## Direction
Without altering anything, output the material below.

## Data shown
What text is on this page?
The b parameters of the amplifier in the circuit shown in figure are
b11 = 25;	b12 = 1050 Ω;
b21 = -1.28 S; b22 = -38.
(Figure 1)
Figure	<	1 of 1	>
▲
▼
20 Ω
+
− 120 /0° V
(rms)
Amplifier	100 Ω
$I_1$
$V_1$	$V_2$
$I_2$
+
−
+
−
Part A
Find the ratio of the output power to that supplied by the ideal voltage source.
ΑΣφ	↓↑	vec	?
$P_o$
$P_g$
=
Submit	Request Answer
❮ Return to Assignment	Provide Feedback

## Correct output
What text is on this page?
The b parameters of the amplifier in the circuit shown in figure are
b11 = 25;	b12 = 1050 Ω;
b21 = -1.28 S; b22 = -38.
(Figure 1)
Figure	<	1 of 1	>
▲
▼
20 Ω
+
− 120 /0° V
(rms)
Amplifier	100 Ω
$I_1$
$V_1$	$V_2$
$I_2$
+
−
+
−
Part A
Find the ratio of the output power to that supplied by the ideal voltage source.
ΑΣφ	↓↑	vec	?
$P_o$
$P_g$
=
Submit	Request Answer
❮ Return to Assignment	Provide Feedback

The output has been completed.